Return each line containing the string "Swimming".

# start of Source records

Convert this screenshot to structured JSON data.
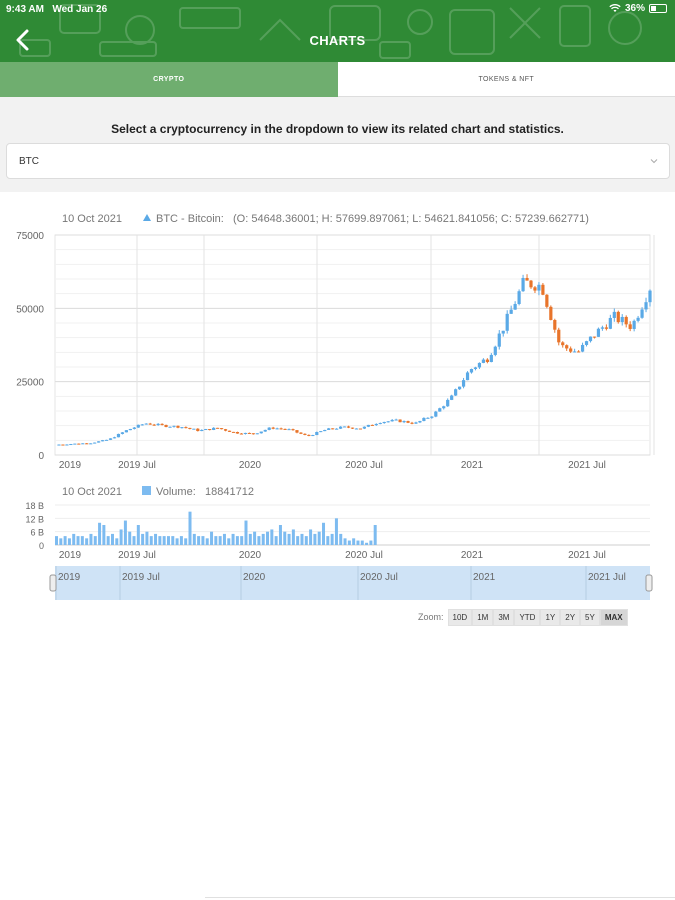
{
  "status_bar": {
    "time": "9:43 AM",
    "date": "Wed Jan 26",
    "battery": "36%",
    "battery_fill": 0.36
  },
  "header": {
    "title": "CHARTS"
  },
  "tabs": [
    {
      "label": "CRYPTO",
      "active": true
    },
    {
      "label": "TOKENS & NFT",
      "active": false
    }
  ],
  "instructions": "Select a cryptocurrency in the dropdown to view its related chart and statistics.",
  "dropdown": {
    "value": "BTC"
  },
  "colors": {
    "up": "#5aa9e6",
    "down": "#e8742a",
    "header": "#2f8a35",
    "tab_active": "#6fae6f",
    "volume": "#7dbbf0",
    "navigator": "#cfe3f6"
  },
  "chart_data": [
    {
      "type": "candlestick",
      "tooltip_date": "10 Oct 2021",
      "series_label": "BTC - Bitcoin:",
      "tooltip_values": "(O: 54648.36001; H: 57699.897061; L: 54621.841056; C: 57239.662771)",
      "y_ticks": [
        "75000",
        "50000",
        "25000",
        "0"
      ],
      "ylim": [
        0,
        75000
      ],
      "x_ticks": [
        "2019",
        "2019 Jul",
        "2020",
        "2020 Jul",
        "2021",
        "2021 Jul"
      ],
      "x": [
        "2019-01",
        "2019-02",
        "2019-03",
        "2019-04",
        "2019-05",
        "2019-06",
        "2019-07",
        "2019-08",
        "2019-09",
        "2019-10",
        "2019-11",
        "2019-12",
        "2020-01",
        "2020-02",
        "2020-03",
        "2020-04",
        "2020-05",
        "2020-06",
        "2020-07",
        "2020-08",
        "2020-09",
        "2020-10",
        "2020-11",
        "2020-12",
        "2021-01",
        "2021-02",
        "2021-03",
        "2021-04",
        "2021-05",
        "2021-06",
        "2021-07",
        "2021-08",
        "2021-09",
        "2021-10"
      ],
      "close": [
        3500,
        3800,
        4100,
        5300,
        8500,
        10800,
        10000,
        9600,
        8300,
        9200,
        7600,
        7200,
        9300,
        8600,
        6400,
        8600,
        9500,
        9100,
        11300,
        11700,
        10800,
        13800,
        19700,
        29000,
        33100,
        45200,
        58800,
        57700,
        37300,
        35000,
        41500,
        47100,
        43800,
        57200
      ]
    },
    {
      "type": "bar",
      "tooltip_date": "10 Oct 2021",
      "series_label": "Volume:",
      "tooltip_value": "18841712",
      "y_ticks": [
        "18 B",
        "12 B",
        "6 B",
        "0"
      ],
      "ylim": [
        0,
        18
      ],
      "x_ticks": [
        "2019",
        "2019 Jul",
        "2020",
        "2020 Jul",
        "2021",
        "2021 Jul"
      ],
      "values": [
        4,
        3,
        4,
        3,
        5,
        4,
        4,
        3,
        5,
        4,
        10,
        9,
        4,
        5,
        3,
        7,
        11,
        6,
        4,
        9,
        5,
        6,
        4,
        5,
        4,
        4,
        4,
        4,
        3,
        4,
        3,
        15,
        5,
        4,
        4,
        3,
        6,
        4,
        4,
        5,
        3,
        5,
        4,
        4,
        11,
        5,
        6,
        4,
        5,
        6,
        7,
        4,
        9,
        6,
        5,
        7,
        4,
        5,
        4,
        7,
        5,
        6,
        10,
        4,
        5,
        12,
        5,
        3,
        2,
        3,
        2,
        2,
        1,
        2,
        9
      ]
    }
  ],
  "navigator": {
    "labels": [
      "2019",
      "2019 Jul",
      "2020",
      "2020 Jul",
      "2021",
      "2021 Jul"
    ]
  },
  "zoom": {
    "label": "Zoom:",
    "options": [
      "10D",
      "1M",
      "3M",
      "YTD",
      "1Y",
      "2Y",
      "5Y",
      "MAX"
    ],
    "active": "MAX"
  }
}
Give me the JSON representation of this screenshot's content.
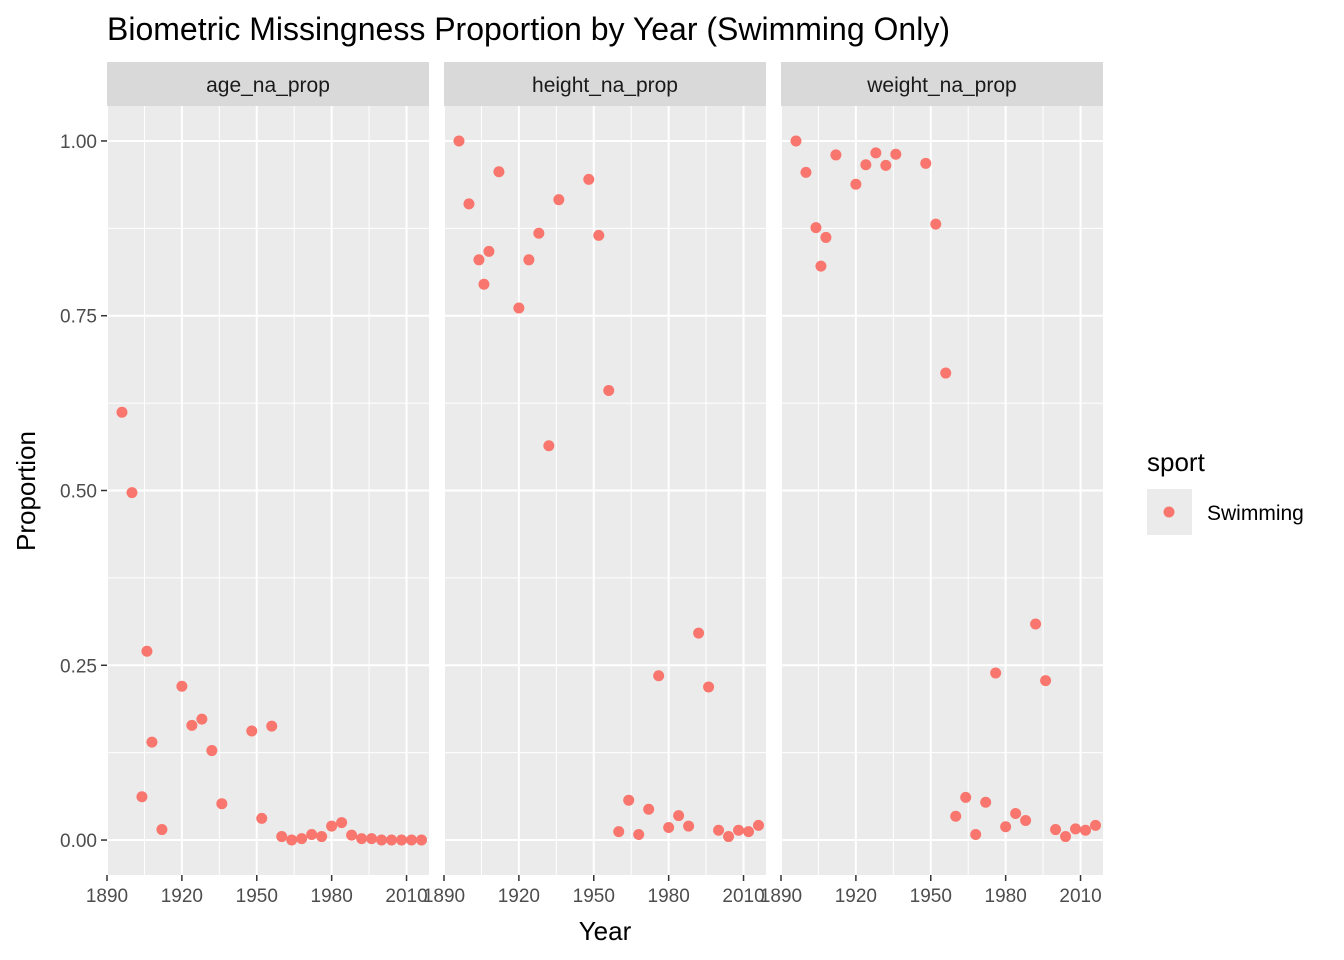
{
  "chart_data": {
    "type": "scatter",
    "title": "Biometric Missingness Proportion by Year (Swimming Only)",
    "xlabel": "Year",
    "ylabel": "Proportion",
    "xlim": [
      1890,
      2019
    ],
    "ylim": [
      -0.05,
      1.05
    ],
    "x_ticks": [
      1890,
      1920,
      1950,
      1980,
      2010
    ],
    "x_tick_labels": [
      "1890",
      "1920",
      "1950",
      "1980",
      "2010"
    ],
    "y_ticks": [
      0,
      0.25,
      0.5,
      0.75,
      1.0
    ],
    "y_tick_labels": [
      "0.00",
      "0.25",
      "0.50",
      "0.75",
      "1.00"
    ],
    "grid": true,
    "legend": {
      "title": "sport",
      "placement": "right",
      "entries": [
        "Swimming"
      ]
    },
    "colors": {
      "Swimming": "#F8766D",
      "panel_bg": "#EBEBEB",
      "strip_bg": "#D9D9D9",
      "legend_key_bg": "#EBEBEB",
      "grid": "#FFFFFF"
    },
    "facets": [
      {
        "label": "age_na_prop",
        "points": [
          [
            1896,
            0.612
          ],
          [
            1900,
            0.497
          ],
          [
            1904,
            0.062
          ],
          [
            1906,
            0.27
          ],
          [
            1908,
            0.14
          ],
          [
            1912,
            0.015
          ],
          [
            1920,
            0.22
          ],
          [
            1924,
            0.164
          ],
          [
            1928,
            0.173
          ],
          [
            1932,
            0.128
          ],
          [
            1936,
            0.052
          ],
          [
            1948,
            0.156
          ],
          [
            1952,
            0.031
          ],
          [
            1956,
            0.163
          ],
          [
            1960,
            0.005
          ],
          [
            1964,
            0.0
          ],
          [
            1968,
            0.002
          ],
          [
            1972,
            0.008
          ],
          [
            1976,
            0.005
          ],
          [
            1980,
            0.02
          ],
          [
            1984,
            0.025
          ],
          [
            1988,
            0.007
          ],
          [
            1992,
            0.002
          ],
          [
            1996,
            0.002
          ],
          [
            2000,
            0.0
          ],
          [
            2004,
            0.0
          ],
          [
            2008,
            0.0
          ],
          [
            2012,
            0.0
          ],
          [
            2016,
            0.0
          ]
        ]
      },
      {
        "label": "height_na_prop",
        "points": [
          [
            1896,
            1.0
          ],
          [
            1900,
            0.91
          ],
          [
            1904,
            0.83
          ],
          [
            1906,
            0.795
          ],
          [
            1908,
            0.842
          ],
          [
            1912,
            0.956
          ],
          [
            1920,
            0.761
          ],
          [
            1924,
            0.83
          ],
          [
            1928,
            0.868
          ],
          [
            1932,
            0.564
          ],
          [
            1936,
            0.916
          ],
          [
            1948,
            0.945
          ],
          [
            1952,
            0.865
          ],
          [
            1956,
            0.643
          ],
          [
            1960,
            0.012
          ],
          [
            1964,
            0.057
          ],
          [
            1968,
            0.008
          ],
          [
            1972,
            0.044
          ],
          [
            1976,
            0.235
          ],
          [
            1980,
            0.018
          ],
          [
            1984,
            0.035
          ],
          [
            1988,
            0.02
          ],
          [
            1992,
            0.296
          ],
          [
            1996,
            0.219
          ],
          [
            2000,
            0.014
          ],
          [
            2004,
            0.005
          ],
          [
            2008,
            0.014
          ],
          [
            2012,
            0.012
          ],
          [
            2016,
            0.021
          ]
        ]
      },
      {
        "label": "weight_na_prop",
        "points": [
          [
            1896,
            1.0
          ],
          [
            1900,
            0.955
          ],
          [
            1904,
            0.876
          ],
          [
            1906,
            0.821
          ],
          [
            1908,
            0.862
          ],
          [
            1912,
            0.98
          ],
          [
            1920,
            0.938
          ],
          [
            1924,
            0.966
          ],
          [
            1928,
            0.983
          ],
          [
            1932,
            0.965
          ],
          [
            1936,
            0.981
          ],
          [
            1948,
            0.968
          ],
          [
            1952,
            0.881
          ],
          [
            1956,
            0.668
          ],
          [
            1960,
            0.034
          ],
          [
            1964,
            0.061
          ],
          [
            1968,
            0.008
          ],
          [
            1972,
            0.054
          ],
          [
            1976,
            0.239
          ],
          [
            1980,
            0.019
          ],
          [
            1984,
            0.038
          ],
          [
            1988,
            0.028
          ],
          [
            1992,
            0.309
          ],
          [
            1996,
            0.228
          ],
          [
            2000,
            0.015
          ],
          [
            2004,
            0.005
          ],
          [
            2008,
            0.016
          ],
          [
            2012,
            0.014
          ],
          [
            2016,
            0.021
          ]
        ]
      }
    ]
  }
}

# end of Source records

▶ _Solution to this exercise_
    "title": "Biometric Missingness Proportion by Year (Swimming Only)",
        "Swimming"
      "Swimming": "#F8766D",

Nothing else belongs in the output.